[Stored records]
##############################

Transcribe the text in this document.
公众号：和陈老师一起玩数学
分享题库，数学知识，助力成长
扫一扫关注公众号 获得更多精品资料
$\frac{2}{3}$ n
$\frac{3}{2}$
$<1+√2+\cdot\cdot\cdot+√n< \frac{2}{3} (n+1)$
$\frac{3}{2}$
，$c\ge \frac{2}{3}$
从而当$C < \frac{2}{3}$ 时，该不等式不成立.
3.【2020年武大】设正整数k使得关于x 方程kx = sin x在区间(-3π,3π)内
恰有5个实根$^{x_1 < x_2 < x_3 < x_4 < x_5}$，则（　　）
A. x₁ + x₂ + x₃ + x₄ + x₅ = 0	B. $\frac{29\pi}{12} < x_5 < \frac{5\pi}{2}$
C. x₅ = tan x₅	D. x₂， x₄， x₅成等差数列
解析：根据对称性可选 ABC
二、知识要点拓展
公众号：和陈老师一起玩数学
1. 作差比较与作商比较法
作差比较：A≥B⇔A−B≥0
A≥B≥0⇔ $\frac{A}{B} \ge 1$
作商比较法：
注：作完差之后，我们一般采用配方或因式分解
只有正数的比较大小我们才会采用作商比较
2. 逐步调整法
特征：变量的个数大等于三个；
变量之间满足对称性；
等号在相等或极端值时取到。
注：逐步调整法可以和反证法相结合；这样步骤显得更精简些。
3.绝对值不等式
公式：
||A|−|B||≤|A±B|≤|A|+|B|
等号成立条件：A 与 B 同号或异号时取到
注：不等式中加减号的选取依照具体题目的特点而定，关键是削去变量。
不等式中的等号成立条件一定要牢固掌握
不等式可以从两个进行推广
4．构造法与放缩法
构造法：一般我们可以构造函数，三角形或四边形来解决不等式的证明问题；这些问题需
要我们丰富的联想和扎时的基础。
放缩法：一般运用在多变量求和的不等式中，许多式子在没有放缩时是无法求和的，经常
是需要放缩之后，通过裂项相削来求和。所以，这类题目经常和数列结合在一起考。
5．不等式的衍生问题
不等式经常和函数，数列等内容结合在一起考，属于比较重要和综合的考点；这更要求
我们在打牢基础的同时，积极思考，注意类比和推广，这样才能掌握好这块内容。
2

##############################

> **EXERCISE**
Report the number of lines holding the string "frac", without any other words.

> **COMPLETE RESPONSE**
8